WHAT TO WORK ON
Write the data out again exactly, dropping any images it holds.

== RECORDS SUPPLIED ==

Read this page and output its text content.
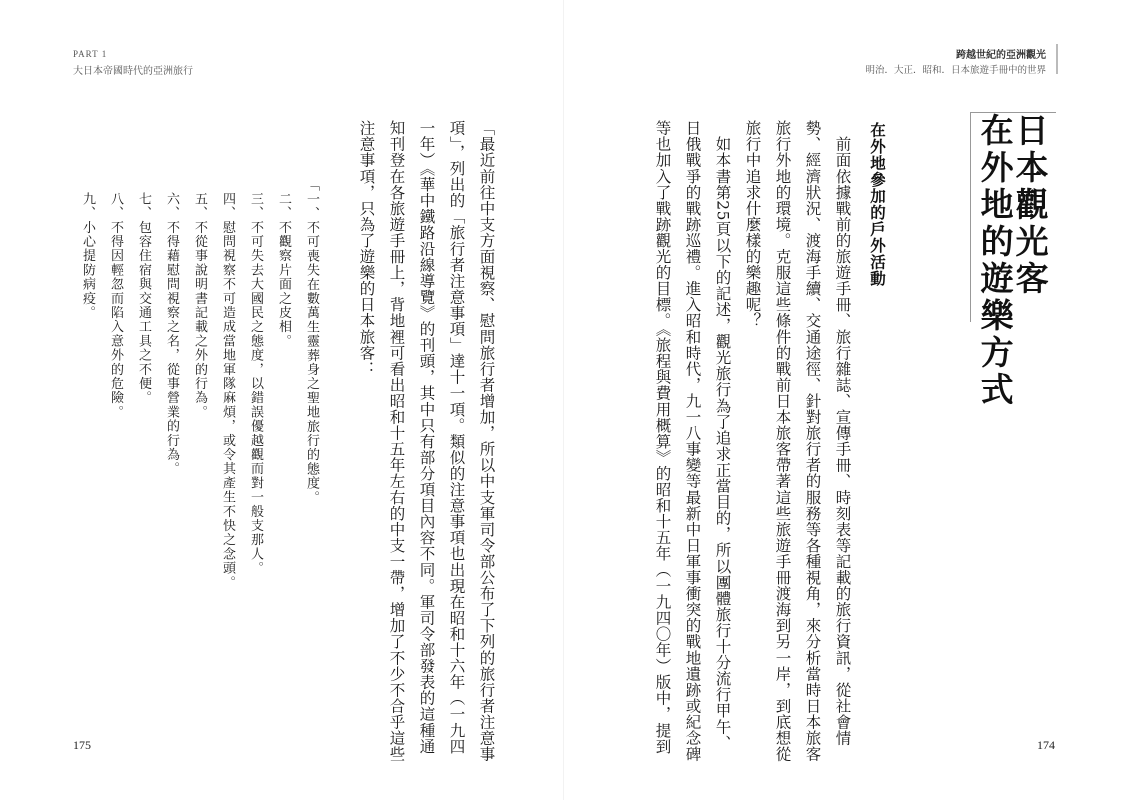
PART 1
大日本帝國時代的亞洲旅行
「最近前往中支方面視察、慰問旅行者增加，所以中支軍司令部公布了下列的旅行者注意事
項」，列出的「旅行者注意事項」達十一項。類似的注意事項也出現在昭和十六年（一九四
一年）《華中鐵路沿線導覽》的刊頭，其中只有部分項目內容不同。軍司令部發表的這種通
知刊登在各旅遊手冊上，背地裡可看出昭和十五年左右的中支一帶，增加了不少不合乎這些
注意事項，只為了遊樂的日本旅客：
「一、不可喪失在數萬生靈葬身之聖地旅行的態度。
二、不觀察片面之皮相。
三、不可失去大國民之態度，以錯誤優越觀而對一般支那人。
四、慰問視察不可造成當地軍隊麻煩，或令其產生不快之念頭。
五、不從事說明書記載之外的行為。
六、不得藉慰問視察之名，從事營業的行為。
七、包容住宿與交通工具之不便。
八、不得因輕忽而陷入意外的危險。
九、小心提防病疫。
175
跨越世紀的亞洲觀光
明治．大正．昭和．日本旅遊手冊中的世界
174
日本觀光客
在外地的遊樂方式
在外地參加的戶外活動
　前面依據戰前的旅遊手冊、旅行雜誌、宣傳手冊、時刻表等記載的旅行資訊，從社會情
勢、經濟狀況、渡海手續、交通途徑、針對旅行者的服務等各種視角，來分析當時日本旅客
旅行外地的環境。克服這些條件的戰前日本旅客帶著這些旅遊手冊渡海到另一岸，到底想從
旅行中追求什麼樣的樂趣呢？
　如本書第25頁以下的記述，觀光旅行為了追求正當目的，所以團體旅行十分流行甲午、
日俄戰爭的戰跡巡禮。進入昭和時代，九一八事變等最新中日軍事衝突的戰地遺跡或紀念碑
等也加入了戰跡觀光的目標。《旅程與費用概算》的昭和十五年（一九四〇年）版中，提到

===

WORKED ANSWER
Read this page and output its text content.
PART 1
大日本帝國時代的亞洲旅行
「最近前往中支方面視察、慰問旅行者增加，所以中支軍司令部公布了下列的旅行者注意事
項」，列出的「旅行者注意事項」達十一項。類似的注意事項也出現在昭和十六年（一九四
一年）《華中鐵路沿線導覽》的刊頭，其中只有部分項目內容不同。軍司令部發表的這種通
知刊登在各旅遊手冊上，背地裡可看出昭和十五年左右的中支一帶，增加了不少不合乎這些
注意事項，只為了遊樂的日本旅客：
「一、不可喪失在數萬生靈葬身之聖地旅行的態度。
二、不觀察片面之皮相。
三、不可失去大國民之態度，以錯誤優越觀而對一般支那人。
四、慰問視察不可造成當地軍隊麻煩，或令其產生不快之念頭。
五、不從事說明書記載之外的行為。
六、不得藉慰問視察之名，從事營業的行為。
七、包容住宿與交通工具之不便。
八、不得因輕忽而陷入意外的危險。
九、小心提防病疫。
175
跨越世紀的亞洲觀光
明治．大正．昭和．日本旅遊手冊中的世界
174
日本觀光客
在外地的遊樂方式
在外地參加的戶外活動
　前面依據戰前的旅遊手冊、旅行雜誌、宣傳手冊、時刻表等記載的旅行資訊，從社會情
勢、經濟狀況、渡海手續、交通途徑、針對旅行者的服務等各種視角，來分析當時日本旅客
旅行外地的環境。克服這些條件的戰前日本旅客帶著這些旅遊手冊渡海到另一岸，到底想從
旅行中追求什麼樣的樂趣呢？
　如本書第25頁以下的記述，觀光旅行為了追求正當目的，所以團體旅行十分流行甲午、
日俄戰爭的戰跡巡禮。進入昭和時代，九一八事變等最新中日軍事衝突的戰地遺跡或紀念碑
等也加入了戰跡觀光的目標。《旅程與費用概算》的昭和十五年（一九四〇年）版中，提到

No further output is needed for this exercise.